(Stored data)
────────────────────────────────────────
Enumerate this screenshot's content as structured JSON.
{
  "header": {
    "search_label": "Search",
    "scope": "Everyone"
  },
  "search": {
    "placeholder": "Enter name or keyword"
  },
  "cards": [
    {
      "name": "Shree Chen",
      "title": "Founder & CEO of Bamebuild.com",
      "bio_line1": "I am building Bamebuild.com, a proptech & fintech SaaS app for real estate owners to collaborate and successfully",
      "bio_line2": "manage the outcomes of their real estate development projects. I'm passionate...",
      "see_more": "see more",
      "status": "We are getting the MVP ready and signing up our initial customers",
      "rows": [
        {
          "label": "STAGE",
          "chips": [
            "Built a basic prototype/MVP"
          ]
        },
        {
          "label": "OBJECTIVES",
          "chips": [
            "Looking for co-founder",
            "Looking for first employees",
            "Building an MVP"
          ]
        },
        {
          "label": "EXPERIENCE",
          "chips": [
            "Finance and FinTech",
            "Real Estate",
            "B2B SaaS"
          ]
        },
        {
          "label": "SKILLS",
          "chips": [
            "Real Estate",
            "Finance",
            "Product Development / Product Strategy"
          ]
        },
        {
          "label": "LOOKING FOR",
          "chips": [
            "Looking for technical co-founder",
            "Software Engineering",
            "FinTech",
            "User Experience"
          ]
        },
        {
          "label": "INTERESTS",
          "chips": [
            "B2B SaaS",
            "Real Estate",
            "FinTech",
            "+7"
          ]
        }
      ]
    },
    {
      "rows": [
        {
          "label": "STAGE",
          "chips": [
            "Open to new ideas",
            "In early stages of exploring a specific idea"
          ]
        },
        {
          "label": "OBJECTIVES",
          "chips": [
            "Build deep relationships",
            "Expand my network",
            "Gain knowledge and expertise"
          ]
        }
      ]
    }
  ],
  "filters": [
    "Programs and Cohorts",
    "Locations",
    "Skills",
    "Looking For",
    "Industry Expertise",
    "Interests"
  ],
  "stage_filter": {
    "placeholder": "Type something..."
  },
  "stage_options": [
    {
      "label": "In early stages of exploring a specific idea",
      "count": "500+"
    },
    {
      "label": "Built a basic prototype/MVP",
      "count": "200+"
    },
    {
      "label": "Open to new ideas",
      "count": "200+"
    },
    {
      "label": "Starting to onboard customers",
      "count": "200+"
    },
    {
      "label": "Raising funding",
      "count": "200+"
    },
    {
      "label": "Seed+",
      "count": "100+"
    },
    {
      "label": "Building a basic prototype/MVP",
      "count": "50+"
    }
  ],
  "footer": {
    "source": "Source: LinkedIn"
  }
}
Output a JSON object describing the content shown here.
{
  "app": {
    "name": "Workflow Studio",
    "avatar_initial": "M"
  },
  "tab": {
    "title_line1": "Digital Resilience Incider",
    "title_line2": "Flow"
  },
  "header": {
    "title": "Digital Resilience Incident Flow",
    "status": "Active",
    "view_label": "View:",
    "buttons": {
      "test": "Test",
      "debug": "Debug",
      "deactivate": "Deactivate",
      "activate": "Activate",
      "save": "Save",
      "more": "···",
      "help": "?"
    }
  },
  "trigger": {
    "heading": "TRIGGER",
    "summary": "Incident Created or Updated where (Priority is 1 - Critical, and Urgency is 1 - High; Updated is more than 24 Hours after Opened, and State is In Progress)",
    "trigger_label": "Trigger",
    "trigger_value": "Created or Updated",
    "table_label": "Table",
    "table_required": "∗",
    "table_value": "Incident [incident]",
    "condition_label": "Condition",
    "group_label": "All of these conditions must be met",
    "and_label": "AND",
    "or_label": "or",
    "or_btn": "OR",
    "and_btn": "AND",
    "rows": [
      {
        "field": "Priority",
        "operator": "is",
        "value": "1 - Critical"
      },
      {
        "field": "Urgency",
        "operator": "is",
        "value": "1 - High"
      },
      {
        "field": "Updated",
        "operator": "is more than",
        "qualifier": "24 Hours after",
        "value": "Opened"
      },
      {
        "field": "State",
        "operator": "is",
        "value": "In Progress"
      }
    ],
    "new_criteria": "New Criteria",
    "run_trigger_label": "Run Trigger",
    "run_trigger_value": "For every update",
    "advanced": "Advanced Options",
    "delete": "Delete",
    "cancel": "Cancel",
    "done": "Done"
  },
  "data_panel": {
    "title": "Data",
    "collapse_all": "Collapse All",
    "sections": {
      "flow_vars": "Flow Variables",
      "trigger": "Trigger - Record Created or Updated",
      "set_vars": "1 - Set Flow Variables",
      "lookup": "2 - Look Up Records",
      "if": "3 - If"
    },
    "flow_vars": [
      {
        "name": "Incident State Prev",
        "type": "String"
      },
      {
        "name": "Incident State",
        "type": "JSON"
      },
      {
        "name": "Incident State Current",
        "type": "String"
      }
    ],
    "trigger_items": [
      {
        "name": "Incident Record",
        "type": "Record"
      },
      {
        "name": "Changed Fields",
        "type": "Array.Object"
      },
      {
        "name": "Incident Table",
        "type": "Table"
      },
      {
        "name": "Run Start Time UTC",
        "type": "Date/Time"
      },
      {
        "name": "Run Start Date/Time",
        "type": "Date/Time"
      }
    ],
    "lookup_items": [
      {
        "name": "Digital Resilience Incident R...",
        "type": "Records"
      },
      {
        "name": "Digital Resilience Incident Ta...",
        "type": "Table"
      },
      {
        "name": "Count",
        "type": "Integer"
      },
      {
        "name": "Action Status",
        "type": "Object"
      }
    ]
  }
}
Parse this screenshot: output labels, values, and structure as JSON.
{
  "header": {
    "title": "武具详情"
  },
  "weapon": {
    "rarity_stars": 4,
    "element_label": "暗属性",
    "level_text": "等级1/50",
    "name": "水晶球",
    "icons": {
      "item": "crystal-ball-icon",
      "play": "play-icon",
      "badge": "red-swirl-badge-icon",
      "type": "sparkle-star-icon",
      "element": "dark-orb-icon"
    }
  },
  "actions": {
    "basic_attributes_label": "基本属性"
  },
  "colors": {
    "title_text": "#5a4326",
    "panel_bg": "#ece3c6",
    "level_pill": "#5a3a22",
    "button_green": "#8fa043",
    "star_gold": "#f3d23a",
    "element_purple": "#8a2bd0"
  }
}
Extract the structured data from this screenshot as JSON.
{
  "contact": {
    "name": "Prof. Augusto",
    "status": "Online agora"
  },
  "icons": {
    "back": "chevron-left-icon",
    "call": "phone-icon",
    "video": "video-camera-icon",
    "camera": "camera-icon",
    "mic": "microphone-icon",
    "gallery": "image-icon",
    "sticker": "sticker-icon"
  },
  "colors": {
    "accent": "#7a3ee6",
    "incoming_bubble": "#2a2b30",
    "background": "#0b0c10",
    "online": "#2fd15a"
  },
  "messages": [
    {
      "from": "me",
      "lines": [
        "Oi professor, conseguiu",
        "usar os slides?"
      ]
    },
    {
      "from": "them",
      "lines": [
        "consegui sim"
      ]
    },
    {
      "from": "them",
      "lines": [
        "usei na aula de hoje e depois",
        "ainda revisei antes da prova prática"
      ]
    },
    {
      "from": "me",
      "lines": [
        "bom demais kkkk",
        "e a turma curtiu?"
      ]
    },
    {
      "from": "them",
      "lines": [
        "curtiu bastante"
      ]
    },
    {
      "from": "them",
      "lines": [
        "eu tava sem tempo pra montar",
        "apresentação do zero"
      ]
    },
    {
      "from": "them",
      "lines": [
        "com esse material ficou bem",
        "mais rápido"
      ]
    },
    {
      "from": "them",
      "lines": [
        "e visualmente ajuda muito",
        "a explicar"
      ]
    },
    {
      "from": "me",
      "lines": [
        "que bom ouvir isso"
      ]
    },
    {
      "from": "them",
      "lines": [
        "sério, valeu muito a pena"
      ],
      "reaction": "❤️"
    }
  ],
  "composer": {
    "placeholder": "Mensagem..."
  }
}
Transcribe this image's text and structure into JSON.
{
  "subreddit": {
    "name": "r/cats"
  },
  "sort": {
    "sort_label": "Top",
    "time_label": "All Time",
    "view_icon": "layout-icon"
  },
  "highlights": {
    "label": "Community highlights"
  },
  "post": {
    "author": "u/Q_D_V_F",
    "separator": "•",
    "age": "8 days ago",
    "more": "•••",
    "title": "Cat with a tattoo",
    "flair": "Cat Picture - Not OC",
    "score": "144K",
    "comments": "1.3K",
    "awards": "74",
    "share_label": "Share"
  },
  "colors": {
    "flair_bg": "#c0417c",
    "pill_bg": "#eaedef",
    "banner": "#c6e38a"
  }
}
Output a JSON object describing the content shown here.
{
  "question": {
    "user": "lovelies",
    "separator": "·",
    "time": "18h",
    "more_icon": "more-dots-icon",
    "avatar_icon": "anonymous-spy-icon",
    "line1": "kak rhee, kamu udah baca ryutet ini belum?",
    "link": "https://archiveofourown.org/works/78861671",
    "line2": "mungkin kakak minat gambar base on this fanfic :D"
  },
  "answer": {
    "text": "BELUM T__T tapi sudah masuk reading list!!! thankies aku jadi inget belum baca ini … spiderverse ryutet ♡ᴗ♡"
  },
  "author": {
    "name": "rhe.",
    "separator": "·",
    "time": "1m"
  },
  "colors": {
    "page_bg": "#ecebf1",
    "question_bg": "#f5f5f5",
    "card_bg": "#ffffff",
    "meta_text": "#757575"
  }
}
────────────────────────────────────────
EXERCISE DETAILS: Scan the listing above for the word "Critical" and show each line where it is found.

OUTPUT FOR THIS EXERCISE:
    "summary": "Incident Created or Updated where (Priority is 1 - Critical, and Urgency is 1 - High; Updated is more than 24 Hours after Opened, and State is In Progress)",
        "value": "1 - Critical"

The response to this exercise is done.